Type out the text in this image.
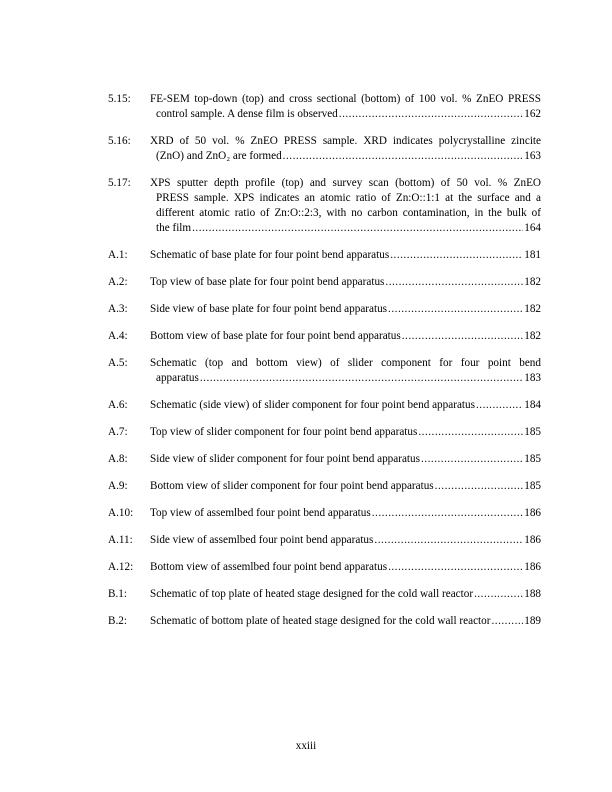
5.15: FE-SEM top-down (top) and cross sectional (bottom) of 100 vol. % ZnEO PRESS
control sample. A dense film is observed .....	162
5.16: XRD of 50 vol. % ZnEO PRESS sample. XRD indicates polycrystalline zincite
(ZnO) and ZnO₂ are formed .....	163
5.17: XPS sputter depth profile (top) and survey scan (bottom) of 50 vol. % ZnEO
PRESS sample. XPS indicates an atomic ratio of Zn:O::1:1 at the surface and a
different atomic ratio of Zn:O::2:3, with no carbon contamination, in the bulk of
the film .....	164
A.1: Schematic of base plate for four point bend apparatus .....	181
A.2: Top view of base plate for four point bend apparatus .....	182
A.3: Side view of base plate for four point bend apparatus .....	182
A.4: Bottom view of base plate for four point bend apparatus .....	182
A.5: Schematic (top and bottom view) of slider component for four point bend
apparatus .....	183
A.6: Schematic (side view) of slider component for four point bend apparatus .....	184
A.7: Top view of slider component for four point bend apparatus .....	185
A.8: Side view of slider component for four point bend apparatus .....	185
A.9: Bottom view of slider component for four point bend apparatus .....	185
A.10: Top view of assemlbed four point bend apparatus .....	186
A.11: Side view of assemlbed four point bend apparatus .....	186
A.12: Bottom view of assemlbed four point bend apparatus .....	186
B.1: Schematic of top plate of heated stage designed for the cold wall reactor .....	188
B.2: Schematic of bottom plate of heated stage designed for the cold wall reactor .....	189
xxiii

Task description ::
The pictures in the entries should be left out; output everything else exactly.

Worked solution ::
Type out the text in this image.
5.15: FE-SEM top-down (top) and cross sectional (bottom) of 100 vol. % ZnEO PRESS
control sample. A dense film is observed .....	162
5.16: XRD of 50 vol. % ZnEO PRESS sample. XRD indicates polycrystalline zincite
(ZnO) and ZnO₂ are formed .....	163
5.17: XPS sputter depth profile (top) and survey scan (bottom) of 50 vol. % ZnEO
PRESS sample. XPS indicates an atomic ratio of Zn:O::1:1 at the surface and a
different atomic ratio of Zn:O::2:3, with no carbon contamination, in the bulk of
the film .....	164
A.1: Schematic of base plate for four point bend apparatus .....	181
A.2: Top view of base plate for four point bend apparatus .....	182
A.3: Side view of base plate for four point bend apparatus .....	182
A.4: Bottom view of base plate for four point bend apparatus .....	182
A.5: Schematic (top and bottom view) of slider component for four point bend
apparatus .....	183
A.6: Schematic (side view) of slider component for four point bend apparatus .....	184
A.7: Top view of slider component for four point bend apparatus .....	185
A.8: Side view of slider component for four point bend apparatus .....	185
A.9: Bottom view of slider component for four point bend apparatus .....	185
A.10: Top view of assemlbed four point bend apparatus .....	186
A.11: Side view of assemlbed four point bend apparatus .....	186
A.12: Bottom view of assemlbed four point bend apparatus .....	186
B.1: Schematic of top plate of heated stage designed for the cold wall reactor .....	188
B.2: Schematic of bottom plate of heated stage designed for the cold wall reactor .....	189
xxiii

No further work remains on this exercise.